§ **Aim**
Return the lines where the word "source" occurs.

(Records from a collection of figures)

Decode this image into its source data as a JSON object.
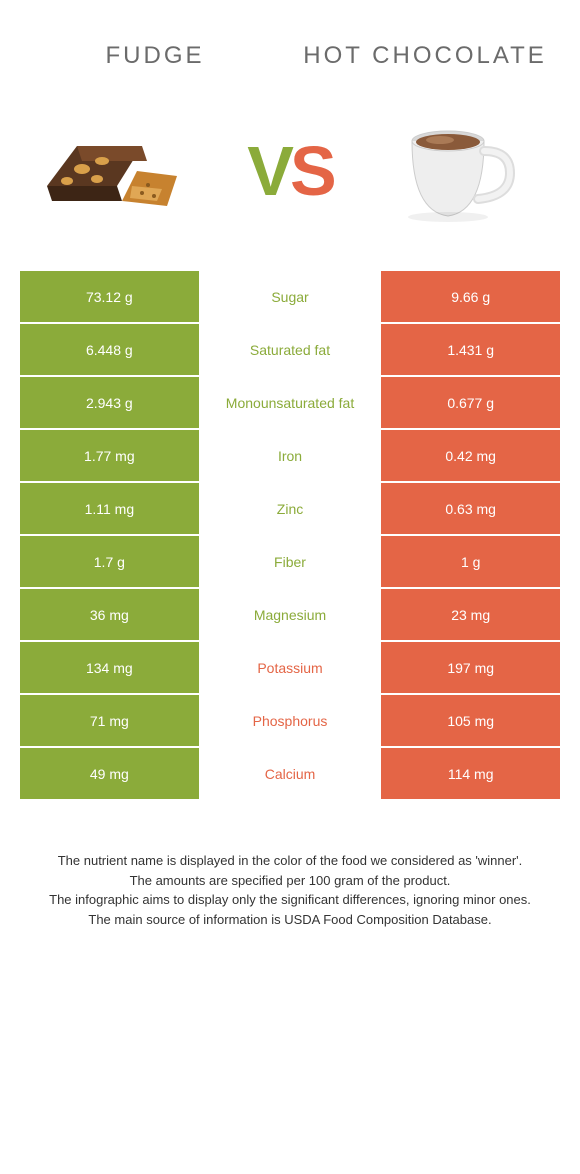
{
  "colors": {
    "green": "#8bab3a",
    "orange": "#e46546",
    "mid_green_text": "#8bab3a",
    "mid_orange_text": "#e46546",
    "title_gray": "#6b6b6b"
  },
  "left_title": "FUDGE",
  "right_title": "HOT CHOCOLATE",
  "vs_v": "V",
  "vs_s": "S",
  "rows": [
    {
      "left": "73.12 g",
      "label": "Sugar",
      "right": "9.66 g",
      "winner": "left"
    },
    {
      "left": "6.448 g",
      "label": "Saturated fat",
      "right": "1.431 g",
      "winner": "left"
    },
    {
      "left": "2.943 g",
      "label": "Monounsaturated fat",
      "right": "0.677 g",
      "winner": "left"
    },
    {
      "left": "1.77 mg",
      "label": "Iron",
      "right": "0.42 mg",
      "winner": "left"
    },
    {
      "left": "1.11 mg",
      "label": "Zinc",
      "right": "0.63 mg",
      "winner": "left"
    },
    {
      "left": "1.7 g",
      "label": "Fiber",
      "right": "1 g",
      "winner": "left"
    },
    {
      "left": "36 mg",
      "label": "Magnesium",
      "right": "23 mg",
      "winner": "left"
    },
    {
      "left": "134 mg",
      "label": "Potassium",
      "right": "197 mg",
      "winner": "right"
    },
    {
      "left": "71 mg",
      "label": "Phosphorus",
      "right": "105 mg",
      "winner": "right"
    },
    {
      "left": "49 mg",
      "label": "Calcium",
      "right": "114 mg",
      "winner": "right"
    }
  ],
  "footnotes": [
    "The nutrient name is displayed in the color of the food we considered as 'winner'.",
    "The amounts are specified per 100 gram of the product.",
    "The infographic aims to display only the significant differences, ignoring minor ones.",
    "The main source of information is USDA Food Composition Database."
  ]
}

...

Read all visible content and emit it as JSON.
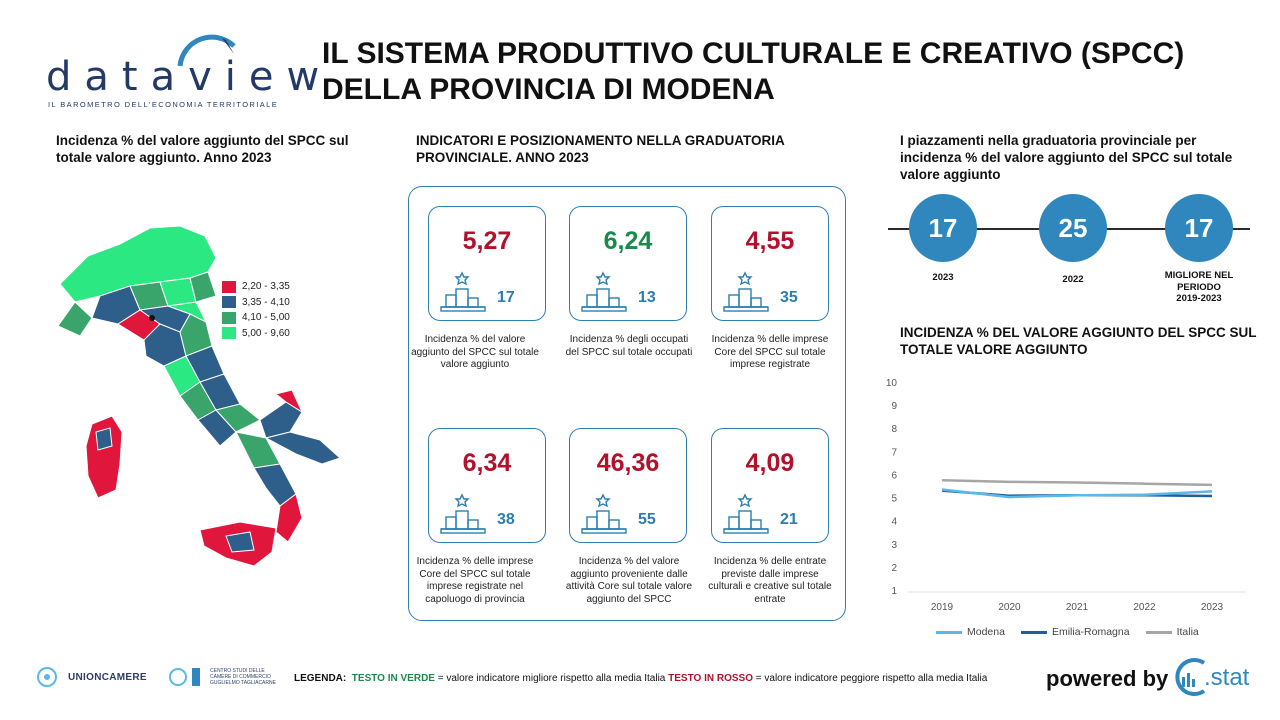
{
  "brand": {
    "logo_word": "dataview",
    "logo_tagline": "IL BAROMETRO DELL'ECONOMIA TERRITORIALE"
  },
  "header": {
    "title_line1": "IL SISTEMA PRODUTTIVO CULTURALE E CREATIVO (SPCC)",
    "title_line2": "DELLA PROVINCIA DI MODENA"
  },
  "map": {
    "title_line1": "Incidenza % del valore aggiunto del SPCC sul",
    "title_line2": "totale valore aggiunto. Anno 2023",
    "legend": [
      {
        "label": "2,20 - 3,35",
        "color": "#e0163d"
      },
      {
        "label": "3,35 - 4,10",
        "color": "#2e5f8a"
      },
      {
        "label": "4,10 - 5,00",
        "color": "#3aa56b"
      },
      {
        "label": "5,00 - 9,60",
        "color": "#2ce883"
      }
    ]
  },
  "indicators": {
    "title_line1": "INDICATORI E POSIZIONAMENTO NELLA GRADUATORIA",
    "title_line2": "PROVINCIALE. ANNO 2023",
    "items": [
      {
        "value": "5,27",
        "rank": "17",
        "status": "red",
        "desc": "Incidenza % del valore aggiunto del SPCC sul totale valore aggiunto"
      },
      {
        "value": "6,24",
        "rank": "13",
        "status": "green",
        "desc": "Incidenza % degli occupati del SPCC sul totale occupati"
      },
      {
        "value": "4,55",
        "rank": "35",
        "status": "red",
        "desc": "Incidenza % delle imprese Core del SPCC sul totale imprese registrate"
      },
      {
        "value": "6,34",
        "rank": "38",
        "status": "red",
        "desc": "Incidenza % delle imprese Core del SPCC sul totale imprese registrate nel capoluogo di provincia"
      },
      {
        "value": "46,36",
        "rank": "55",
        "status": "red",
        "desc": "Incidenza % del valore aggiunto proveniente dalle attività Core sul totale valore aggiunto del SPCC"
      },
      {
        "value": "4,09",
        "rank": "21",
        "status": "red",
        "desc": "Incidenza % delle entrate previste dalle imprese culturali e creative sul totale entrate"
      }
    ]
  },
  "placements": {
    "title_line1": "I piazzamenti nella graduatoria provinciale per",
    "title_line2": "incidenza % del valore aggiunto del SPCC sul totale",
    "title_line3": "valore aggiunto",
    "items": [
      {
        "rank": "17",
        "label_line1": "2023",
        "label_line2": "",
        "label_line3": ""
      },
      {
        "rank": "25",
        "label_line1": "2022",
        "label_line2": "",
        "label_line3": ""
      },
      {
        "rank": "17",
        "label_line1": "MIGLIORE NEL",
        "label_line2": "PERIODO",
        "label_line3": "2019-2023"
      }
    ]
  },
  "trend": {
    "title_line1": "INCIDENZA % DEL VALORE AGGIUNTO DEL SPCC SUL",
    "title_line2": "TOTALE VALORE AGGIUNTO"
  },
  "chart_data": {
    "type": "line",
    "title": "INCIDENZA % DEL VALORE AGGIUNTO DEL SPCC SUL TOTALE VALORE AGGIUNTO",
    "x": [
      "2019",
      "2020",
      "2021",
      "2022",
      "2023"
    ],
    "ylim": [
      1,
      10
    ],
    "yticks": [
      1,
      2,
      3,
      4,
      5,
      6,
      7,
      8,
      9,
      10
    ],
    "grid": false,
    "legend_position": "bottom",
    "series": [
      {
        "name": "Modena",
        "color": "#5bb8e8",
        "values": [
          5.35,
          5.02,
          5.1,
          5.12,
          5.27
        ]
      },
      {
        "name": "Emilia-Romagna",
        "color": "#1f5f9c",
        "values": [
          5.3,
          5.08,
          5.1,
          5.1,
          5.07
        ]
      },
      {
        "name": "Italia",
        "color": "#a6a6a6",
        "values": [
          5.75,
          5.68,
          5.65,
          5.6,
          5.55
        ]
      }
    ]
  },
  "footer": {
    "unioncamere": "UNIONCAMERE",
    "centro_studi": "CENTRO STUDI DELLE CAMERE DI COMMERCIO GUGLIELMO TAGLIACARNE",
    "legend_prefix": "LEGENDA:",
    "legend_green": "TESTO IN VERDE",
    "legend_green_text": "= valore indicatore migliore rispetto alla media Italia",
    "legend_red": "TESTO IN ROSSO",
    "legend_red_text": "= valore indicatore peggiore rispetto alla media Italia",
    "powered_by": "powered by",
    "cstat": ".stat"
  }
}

...

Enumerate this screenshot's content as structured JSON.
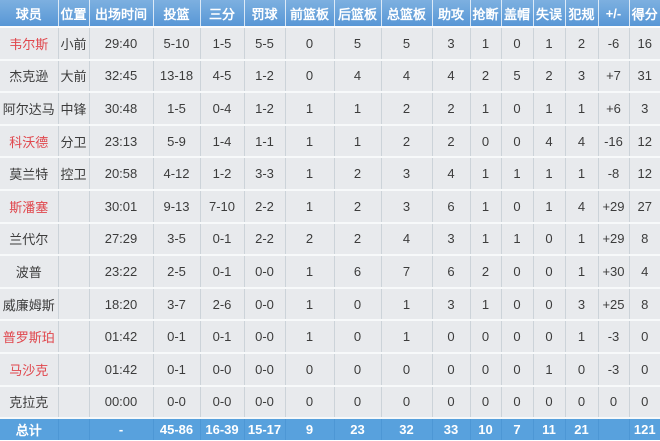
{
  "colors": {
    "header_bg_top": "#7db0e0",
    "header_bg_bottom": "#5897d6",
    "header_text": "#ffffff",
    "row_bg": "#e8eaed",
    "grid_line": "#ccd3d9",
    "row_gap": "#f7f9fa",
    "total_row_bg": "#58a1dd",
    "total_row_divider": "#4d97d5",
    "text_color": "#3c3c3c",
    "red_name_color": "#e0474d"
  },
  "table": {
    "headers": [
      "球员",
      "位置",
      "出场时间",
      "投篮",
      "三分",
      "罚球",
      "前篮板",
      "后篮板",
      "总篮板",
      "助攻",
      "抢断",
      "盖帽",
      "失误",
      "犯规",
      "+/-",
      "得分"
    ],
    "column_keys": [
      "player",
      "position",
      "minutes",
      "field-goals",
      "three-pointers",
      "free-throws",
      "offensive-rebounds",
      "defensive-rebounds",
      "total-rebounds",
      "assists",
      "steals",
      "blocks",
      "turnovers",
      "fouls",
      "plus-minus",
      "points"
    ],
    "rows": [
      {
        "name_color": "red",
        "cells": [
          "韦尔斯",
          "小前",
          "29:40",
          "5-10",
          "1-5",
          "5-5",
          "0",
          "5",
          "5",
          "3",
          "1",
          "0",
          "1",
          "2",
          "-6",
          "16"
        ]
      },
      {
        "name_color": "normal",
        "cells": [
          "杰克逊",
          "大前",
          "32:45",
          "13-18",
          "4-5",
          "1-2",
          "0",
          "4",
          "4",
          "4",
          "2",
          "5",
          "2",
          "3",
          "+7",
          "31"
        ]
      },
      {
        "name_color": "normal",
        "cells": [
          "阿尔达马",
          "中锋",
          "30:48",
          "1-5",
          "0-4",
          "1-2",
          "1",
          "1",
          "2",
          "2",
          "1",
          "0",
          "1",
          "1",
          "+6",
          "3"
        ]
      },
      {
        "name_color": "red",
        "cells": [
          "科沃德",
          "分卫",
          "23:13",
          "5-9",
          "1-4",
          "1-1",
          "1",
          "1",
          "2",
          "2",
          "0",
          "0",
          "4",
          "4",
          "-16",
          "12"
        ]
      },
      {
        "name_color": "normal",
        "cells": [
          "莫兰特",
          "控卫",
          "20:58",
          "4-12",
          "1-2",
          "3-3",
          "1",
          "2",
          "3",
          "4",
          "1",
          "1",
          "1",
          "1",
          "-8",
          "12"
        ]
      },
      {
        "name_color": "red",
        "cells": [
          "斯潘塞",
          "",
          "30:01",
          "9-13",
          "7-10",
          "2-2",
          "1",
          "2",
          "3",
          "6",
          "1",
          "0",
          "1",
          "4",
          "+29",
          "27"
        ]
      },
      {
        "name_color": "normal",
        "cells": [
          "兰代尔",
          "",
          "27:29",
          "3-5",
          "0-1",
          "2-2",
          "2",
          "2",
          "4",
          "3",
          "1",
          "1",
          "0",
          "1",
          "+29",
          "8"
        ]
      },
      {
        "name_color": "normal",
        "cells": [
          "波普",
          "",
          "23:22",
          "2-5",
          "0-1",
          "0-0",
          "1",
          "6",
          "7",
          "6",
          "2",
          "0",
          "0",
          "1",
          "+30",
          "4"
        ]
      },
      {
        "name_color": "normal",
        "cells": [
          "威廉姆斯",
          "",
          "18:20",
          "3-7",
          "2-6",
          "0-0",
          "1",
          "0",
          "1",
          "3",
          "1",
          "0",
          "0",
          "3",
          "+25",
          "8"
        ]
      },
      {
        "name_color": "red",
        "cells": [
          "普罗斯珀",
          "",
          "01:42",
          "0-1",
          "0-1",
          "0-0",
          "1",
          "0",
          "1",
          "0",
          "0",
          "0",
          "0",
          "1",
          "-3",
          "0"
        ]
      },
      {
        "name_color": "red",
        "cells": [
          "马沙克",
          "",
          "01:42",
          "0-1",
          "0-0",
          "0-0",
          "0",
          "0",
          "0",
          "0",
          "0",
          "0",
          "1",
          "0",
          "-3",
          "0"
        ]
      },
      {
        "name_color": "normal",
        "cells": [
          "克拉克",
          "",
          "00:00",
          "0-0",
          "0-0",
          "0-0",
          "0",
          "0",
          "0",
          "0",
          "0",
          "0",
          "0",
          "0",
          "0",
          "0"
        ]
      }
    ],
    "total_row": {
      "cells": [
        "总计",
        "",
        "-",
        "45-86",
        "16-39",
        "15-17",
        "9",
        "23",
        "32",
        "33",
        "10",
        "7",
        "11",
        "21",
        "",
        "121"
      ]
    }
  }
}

§ **Response**
Decode this image into its source data as a JSON object.
    "The main source of information is USDA Food Composition Database."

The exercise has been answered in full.